Recorded information —
++++
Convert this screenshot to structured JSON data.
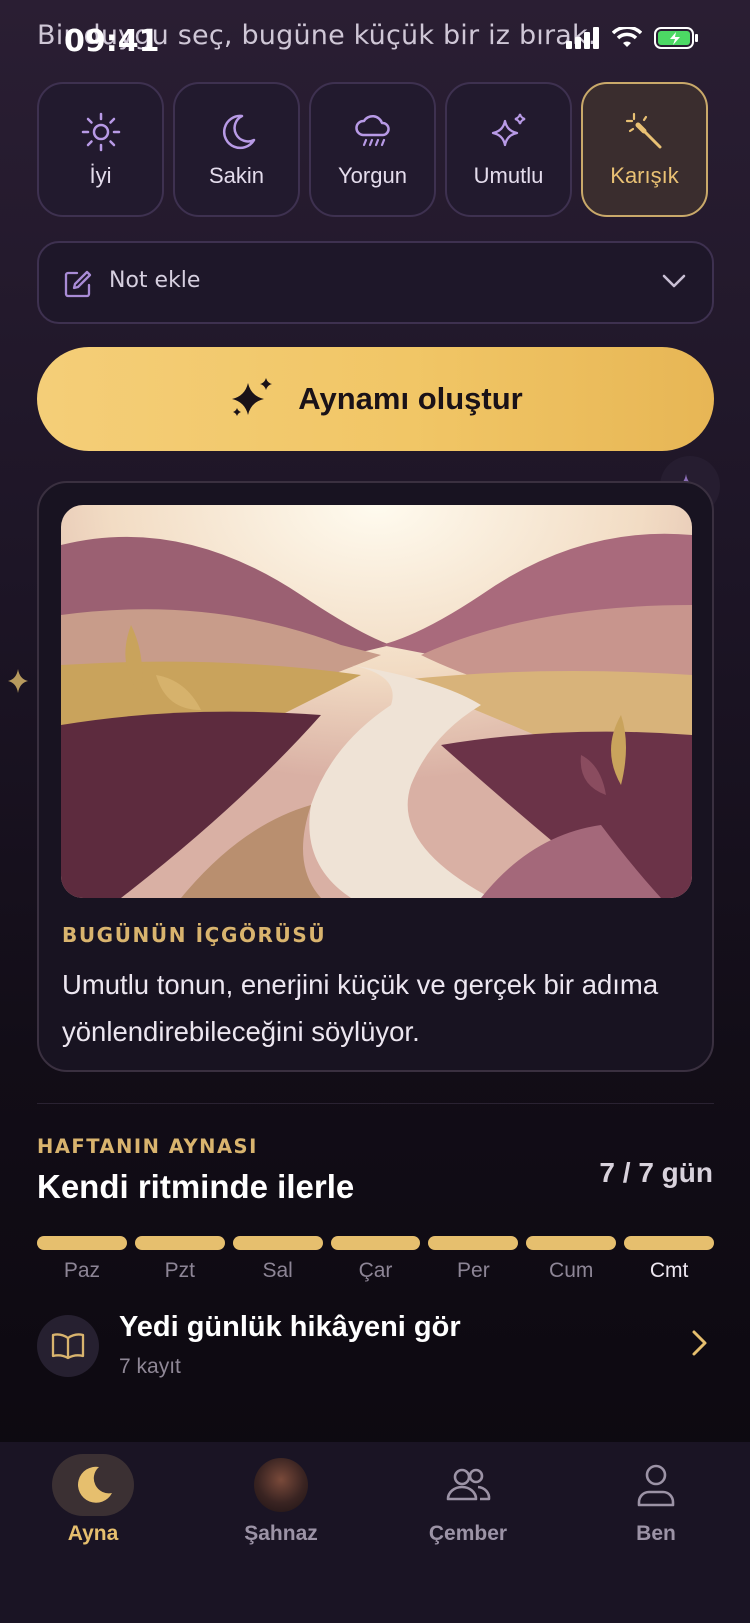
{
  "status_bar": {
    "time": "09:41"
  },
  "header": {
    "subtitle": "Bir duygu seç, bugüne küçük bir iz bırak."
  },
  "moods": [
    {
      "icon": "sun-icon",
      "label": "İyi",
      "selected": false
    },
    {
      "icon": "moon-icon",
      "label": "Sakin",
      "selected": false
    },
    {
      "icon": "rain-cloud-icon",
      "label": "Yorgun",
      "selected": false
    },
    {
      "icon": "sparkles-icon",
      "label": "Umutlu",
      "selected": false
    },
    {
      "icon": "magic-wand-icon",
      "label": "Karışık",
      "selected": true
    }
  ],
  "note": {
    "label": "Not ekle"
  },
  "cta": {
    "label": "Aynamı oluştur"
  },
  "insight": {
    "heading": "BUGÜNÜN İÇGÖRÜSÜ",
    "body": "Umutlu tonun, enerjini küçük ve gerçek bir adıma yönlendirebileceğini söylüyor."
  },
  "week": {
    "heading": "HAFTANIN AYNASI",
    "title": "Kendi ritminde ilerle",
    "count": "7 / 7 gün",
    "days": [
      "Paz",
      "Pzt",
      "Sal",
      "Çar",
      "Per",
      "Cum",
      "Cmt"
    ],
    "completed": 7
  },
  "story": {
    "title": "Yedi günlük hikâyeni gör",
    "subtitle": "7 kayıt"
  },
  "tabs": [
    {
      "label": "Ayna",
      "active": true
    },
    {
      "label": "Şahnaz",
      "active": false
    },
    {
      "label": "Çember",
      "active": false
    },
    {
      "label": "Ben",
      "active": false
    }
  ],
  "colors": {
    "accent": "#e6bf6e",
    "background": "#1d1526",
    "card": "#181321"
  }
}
++++
Stated exercise — Transcribe the material exactly, keeping every word and none of the pictures.

Solution —
Convert this screenshot to structured JSON data.
{
  "status_bar": {
    "time": "09:41"
  },
  "header": {
    "subtitle": "Bir duygu seç, bugüne küçük bir iz bırak."
  },
  "moods": [
    {
      "icon": "sun-icon",
      "label": "İyi",
      "selected": false
    },
    {
      "icon": "moon-icon",
      "label": "Sakin",
      "selected": false
    },
    {
      "icon": "rain-cloud-icon",
      "label": "Yorgun",
      "selected": false
    },
    {
      "icon": "sparkles-icon",
      "label": "Umutlu",
      "selected": false
    },
    {
      "icon": "magic-wand-icon",
      "label": "Karışık",
      "selected": true
    }
  ],
  "note": {
    "label": "Not ekle"
  },
  "cta": {
    "label": "Aynamı oluştur"
  },
  "insight": {
    "heading": "BUGÜNÜN İÇGÖRÜSÜ",
    "body": "Umutlu tonun, enerjini küçük ve gerçek bir adıma yönlendirebileceğini söylüyor."
  },
  "week": {
    "heading": "HAFTANIN AYNASI",
    "title": "Kendi ritminde ilerle",
    "count": "7 / 7 gün",
    "days": [
      "Paz",
      "Pzt",
      "Sal",
      "Çar",
      "Per",
      "Cum",
      "Cmt"
    ],
    "completed": 7
  },
  "story": {
    "title": "Yedi günlük hikâyeni gör",
    "subtitle": "7 kayıt"
  },
  "tabs": [
    {
      "label": "Ayna",
      "active": true
    },
    {
      "label": "Şahnaz",
      "active": false
    },
    {
      "label": "Çember",
      "active": false
    },
    {
      "label": "Ben",
      "active": false
    }
  ],
  "colors": {
    "accent": "#e6bf6e",
    "background": "#1d1526",
    "card": "#181321"
  }
}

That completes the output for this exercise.